GIVEN TASK » Produce the listing below again, exactly as shown.

Saved data entries
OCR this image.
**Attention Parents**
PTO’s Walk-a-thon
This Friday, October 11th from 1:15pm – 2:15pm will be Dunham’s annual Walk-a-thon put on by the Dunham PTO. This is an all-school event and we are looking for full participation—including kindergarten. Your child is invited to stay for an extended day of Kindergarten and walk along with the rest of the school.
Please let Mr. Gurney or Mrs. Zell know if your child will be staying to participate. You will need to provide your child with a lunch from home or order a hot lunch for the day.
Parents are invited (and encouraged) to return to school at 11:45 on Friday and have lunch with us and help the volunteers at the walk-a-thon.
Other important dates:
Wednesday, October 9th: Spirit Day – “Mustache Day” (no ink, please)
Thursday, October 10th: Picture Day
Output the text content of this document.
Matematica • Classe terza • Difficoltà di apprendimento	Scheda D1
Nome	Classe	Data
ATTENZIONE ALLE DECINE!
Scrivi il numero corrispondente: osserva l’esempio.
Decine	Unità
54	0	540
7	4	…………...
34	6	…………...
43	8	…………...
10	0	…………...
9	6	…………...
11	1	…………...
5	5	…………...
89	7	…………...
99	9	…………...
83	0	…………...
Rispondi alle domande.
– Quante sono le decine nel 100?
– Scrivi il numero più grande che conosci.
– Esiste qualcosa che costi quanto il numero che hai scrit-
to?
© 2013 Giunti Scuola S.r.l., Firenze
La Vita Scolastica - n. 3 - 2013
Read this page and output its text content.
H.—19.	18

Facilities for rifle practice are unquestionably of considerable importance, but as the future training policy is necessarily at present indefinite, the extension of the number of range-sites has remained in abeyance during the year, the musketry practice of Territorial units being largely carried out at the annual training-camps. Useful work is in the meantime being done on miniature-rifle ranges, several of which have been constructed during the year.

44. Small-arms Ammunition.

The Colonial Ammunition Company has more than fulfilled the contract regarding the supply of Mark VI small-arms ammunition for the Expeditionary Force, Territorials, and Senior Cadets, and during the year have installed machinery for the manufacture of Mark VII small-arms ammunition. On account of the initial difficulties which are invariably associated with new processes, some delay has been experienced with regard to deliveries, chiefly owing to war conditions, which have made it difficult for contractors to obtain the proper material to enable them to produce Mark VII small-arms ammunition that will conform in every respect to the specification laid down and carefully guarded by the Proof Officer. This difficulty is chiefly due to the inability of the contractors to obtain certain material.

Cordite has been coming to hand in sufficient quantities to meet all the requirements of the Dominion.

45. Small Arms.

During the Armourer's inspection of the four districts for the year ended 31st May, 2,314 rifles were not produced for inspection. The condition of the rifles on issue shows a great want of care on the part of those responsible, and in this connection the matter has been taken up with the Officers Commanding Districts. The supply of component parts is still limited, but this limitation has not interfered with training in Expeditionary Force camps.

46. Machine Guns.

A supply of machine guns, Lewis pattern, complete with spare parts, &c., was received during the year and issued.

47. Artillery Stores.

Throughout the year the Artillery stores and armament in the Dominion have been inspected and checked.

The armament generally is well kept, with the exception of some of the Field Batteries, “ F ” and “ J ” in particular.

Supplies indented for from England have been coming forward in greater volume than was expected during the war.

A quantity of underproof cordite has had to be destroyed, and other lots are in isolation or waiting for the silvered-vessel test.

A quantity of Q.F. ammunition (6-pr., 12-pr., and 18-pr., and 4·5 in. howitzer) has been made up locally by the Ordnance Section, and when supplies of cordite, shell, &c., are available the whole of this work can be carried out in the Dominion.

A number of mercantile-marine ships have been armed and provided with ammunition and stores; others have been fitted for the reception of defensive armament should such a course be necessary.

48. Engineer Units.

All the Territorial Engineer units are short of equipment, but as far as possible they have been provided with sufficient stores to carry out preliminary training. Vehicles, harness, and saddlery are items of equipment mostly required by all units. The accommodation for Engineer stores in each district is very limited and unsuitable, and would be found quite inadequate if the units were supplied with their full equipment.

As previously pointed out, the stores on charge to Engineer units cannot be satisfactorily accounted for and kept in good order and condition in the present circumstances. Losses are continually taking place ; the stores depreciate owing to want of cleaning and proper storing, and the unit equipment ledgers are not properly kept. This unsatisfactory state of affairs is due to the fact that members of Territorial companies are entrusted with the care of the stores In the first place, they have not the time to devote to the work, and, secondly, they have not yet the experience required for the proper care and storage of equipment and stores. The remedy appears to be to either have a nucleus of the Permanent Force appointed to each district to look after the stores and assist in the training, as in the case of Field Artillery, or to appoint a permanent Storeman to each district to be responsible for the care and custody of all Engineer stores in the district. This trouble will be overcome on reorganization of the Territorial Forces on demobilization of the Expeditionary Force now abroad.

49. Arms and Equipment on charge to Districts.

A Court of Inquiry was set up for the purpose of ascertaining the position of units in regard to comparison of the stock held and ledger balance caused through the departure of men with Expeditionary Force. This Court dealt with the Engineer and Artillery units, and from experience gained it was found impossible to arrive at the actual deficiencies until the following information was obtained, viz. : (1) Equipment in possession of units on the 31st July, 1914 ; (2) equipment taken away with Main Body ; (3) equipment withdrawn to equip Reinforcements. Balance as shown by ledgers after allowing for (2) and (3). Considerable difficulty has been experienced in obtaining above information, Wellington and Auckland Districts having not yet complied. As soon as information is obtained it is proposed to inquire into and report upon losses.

RESULT BELOW »
OCR this image.
**Attention Parents**
PTO’s Walk-a-thon
This Friday, October 11th from 1:15pm – 2:15pm will be Dunham’s annual Walk-a-thon put on by the Dunham PTO. This is an all-school event and we are looking for full participation—including kindergarten. Your child is invited to stay for an extended day of Kindergarten and walk along with the rest of the school.
Please let Mr. Gurney or Mrs. Zell know if your child will be staying to participate. You will need to provide your child with a lunch from home or order a hot lunch for the day.
Parents are invited (and encouraged) to return to school at 11:45 on Friday and have lunch with us and help the volunteers at the walk-a-thon.
Other important dates:
Wednesday, October 9th: Spirit Day – “Mustache Day” (no ink, please)
Thursday, October 10th: Picture Day
Output the text content of this document.
Matematica • Classe terza • Difficoltà di apprendimento	Scheda D1
Nome	Classe	Data
ATTENZIONE ALLE DECINE!
Scrivi il numero corrispondente: osserva l’esempio.
Decine	Unità
54	0	540
7	4	…………...
34	6	…………...
43	8	…………...
10	0	…………...
9	6	…………...
11	1	…………...
5	5	…………...
89	7	…………...
99	9	…………...
83	0	…………...
Rispondi alle domande.
– Quante sono le decine nel 100?
– Scrivi il numero più grande che conosci.
– Esiste qualcosa che costi quanto il numero che hai scrit-
to?
© 2013 Giunti Scuola S.r.l., Firenze
La Vita Scolastica - n. 3 - 2013
Read this page and output its text content.
H.—19.	18

Facilities for rifle practice are unquestionably of considerable importance, but as the future training policy is necessarily at present indefinite, the extension of the number of range-sites has remained in abeyance during the year, the musketry practice of Territorial units being largely carried out at the annual training-camps. Useful work is in the meantime being done on miniature-rifle ranges, several of which have been constructed during the year.

44. Small-arms Ammunition.

The Colonial Ammunition Company has more than fulfilled the contract regarding the supply of Mark VI small-arms ammunition for the Expeditionary Force, Territorials, and Senior Cadets, and during the year have installed machinery for the manufacture of Mark VII small-arms ammunition. On account of the initial difficulties which are invariably associated with new processes, some delay has been experienced with regard to deliveries, chiefly owing to war conditions, which have made it difficult for contractors to obtain the proper material to enable them to produce Mark VII small-arms ammunition that will conform in every respect to the specification laid down and carefully guarded by the Proof Officer. This difficulty is chiefly due to the inability of the contractors to obtain certain material.

Cordite has been coming to hand in sufficient quantities to meet all the requirements of the Dominion.

45. Small Arms.

During the Armourer's inspection of the four districts for the year ended 31st May, 2,314 rifles were not produced for inspection. The condition of the rifles on issue shows a great want of care on the part of those responsible, and in this connection the matter has been taken up with the Officers Commanding Districts. The supply of component parts is still limited, but this limitation has not interfered with training in Expeditionary Force camps.

46. Machine Guns.

A supply of machine guns, Lewis pattern, complete with spare parts, &c., was received during the year and issued.

47. Artillery Stores.

Throughout the year the Artillery stores and armament in the Dominion have been inspected and checked.

The armament generally is well kept, with the exception of some of the Field Batteries, “ F ” and “ J ” in particular.

Supplies indented for from England have been coming forward in greater volume than was expected during the war.

A quantity of underproof cordite has had to be destroyed, and other lots are in isolation or waiting for the silvered-vessel test.

A quantity of Q.F. ammunition (6-pr., 12-pr., and 18-pr., and 4·5 in. howitzer) has been made up locally by the Ordnance Section, and when supplies of cordite, shell, &c., are available the whole of this work can be carried out in the Dominion.

A number of mercantile-marine ships have been armed and provided with ammunition and stores; others have been fitted for the reception of defensive armament should such a course be necessary.

48. Engineer Units.

All the Territorial Engineer units are short of equipment, but as far as possible they have been provided with sufficient stores to carry out preliminary training. Vehicles, harness, and saddlery are items of equipment mostly required by all units. The accommodation for Engineer stores in each district is very limited and unsuitable, and would be found quite inadequate if the units were supplied with their full equipment.

As previously pointed out, the stores on charge to Engineer units cannot be satisfactorily accounted for and kept in good order and condition in the present circumstances. Losses are continually taking place ; the stores depreciate owing to want of cleaning and proper storing, and the unit equipment ledgers are not properly kept. This unsatisfactory state of affairs is due to the fact that members of Territorial companies are entrusted with the care of the stores In the first place, they have not the time to devote to the work, and, secondly, they have not yet the experience required for the proper care and storage of equipment and stores. The remedy appears to be to either have a nucleus of the Permanent Force appointed to each district to look after the stores and assist in the training, as in the case of Field Artillery, or to appoint a permanent Storeman to each district to be responsible for the care and custody of all Engineer stores in the district. This trouble will be overcome on reorganization of the Territorial Forces on demobilization of the Expeditionary Force now abroad.

49. Arms and Equipment on charge to Districts.

A Court of Inquiry was set up for the purpose of ascertaining the position of units in regard to comparison of the stock held and ledger balance caused through the departure of men with Expeditionary Force. This Court dealt with the Engineer and Artillery units, and from experience gained it was found impossible to arrive at the actual deficiencies until the following information was obtained, viz. : (1) Equipment in possession of units on the 31st July, 1914 ; (2) equipment taken away with Main Body ; (3) equipment withdrawn to equip Reinforcements. Balance as shown by ledgers after allowing for (2) and (3). Considerable difficulty has been experienced in obtaining above information, Wellington and Auckland Districts having not yet complied. As soon as information is obtained it is proposed to inquire into and report upon losses.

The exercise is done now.